* WRITTEN REQUEST: Pick out all lines of the entries that include the word "name" and copy them.
= = =
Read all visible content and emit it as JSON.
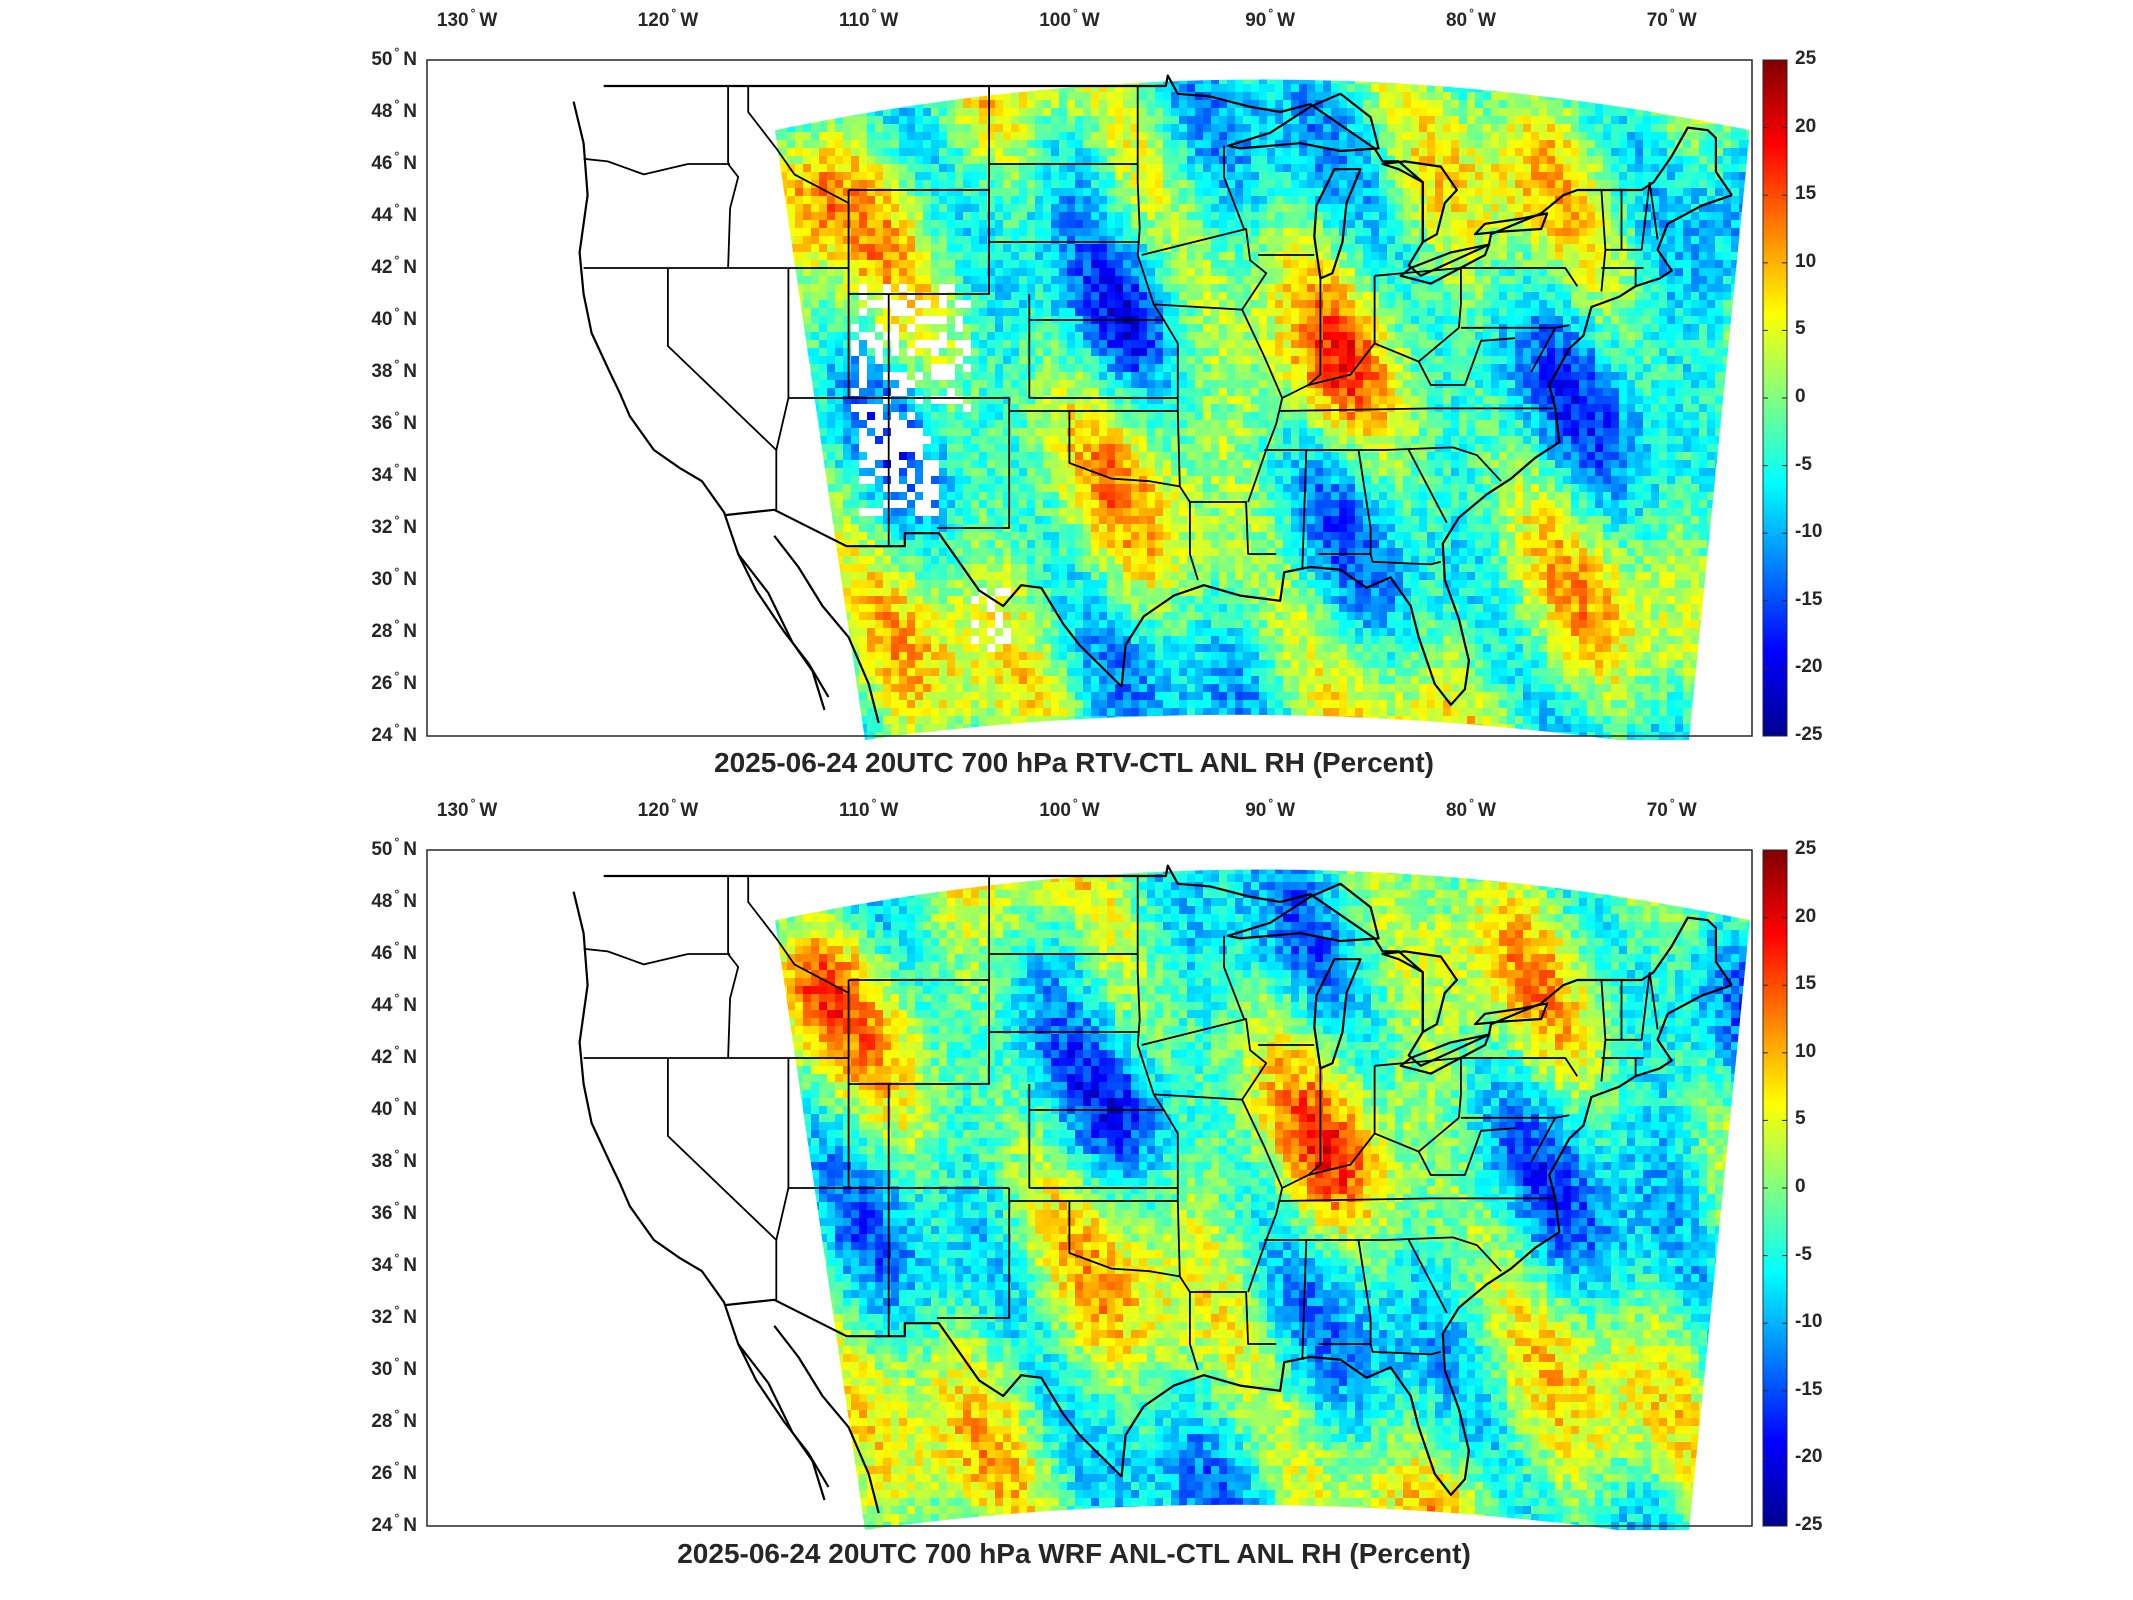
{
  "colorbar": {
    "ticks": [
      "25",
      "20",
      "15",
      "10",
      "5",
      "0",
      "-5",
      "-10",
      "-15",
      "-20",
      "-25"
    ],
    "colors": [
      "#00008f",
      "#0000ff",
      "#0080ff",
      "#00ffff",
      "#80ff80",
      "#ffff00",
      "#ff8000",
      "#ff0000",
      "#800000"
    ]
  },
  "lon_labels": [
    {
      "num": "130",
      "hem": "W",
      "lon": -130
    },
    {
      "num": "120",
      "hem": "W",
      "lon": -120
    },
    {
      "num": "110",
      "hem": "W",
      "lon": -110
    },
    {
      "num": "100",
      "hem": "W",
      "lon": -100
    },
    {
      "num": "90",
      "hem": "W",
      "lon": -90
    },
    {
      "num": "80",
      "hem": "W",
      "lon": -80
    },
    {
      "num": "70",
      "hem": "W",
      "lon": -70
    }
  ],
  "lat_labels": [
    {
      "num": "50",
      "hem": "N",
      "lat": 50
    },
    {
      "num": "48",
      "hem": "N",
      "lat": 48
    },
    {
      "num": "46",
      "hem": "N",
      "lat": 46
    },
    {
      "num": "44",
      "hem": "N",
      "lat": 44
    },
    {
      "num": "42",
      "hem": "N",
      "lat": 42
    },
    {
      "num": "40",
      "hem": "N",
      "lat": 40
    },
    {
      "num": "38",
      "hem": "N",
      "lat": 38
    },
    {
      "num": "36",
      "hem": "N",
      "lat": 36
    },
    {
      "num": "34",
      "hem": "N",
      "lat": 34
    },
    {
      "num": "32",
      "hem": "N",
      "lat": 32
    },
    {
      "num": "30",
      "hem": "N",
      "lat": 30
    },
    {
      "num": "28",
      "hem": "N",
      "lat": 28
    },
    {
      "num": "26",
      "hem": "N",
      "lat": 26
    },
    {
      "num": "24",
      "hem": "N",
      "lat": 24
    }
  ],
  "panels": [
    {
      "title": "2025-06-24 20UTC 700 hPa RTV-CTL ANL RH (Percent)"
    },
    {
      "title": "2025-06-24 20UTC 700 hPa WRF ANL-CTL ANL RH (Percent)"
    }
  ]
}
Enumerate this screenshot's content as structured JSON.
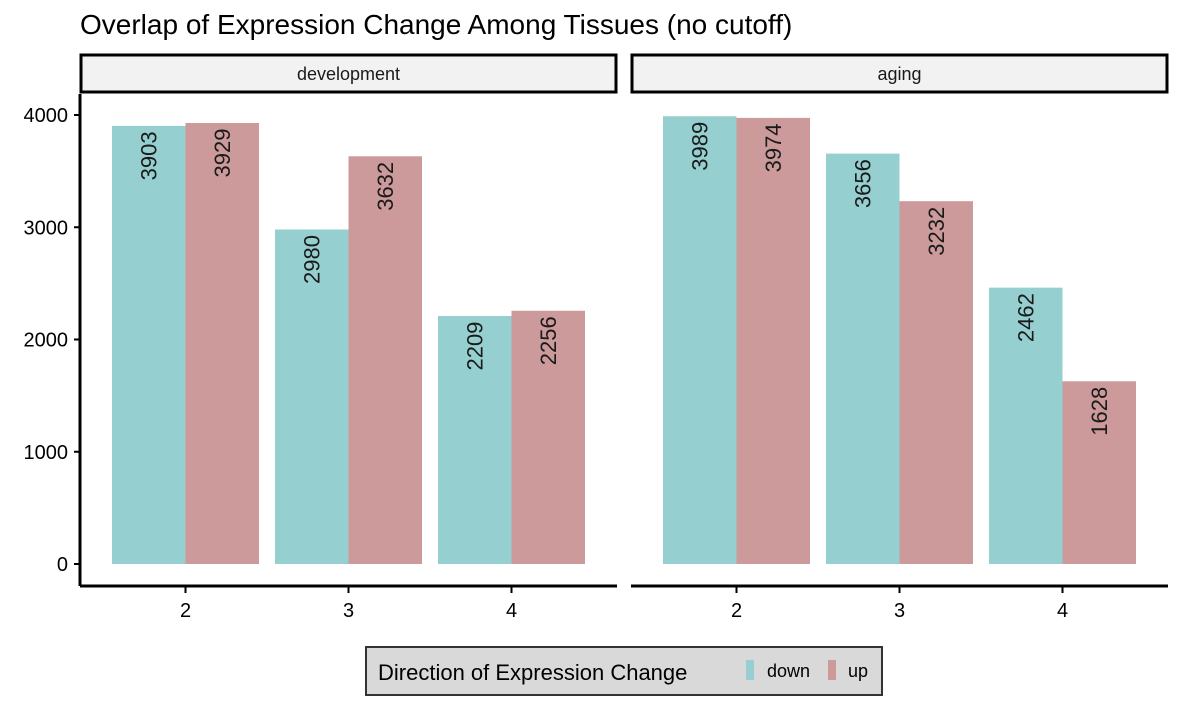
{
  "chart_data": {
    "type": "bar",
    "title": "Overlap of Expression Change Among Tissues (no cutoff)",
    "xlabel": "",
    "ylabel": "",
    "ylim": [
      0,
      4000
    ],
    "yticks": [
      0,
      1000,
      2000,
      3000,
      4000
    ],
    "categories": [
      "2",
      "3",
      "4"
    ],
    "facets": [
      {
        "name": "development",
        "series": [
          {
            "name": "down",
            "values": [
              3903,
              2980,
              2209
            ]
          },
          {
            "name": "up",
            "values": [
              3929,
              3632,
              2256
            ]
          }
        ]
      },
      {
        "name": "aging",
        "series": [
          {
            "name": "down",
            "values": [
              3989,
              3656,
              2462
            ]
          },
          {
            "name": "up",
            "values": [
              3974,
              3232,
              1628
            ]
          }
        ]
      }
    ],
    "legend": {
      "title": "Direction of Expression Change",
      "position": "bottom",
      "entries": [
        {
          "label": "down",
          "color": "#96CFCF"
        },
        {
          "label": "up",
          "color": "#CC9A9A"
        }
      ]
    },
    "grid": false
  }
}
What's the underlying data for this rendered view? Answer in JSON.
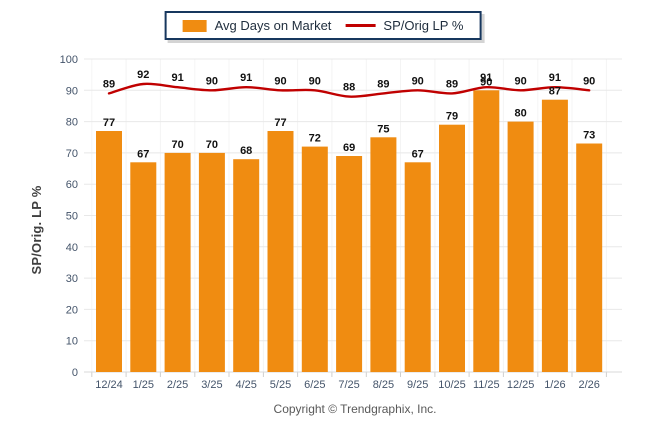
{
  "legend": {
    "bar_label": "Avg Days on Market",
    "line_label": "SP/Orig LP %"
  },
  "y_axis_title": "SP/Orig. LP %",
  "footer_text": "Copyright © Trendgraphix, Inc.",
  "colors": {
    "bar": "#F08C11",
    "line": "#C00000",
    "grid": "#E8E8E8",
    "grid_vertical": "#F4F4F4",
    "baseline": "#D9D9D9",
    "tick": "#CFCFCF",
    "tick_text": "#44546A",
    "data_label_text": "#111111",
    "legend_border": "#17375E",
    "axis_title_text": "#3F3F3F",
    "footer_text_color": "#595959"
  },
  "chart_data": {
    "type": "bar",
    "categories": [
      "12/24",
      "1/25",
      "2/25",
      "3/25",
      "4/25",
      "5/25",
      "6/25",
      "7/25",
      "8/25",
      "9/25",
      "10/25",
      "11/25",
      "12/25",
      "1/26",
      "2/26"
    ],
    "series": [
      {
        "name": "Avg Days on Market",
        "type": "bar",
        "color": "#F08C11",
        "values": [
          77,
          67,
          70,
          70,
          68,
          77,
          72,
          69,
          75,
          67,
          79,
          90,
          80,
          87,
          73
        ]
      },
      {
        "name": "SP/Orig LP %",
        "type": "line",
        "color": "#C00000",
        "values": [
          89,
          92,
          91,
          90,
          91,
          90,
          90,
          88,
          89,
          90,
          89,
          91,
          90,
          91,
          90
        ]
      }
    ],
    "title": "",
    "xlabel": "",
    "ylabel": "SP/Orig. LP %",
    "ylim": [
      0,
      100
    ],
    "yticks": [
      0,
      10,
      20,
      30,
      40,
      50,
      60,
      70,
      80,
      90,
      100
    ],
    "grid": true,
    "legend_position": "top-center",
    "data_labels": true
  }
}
= = =
* WRITTEN REPLY:
        "name": "development",
            "name": "down",
            "name": "up",
        "name": "aging",
            "name": "down",
            "name": "up",
        "name": "Avg Days on Market",
        "name": "SP/Orig LP %",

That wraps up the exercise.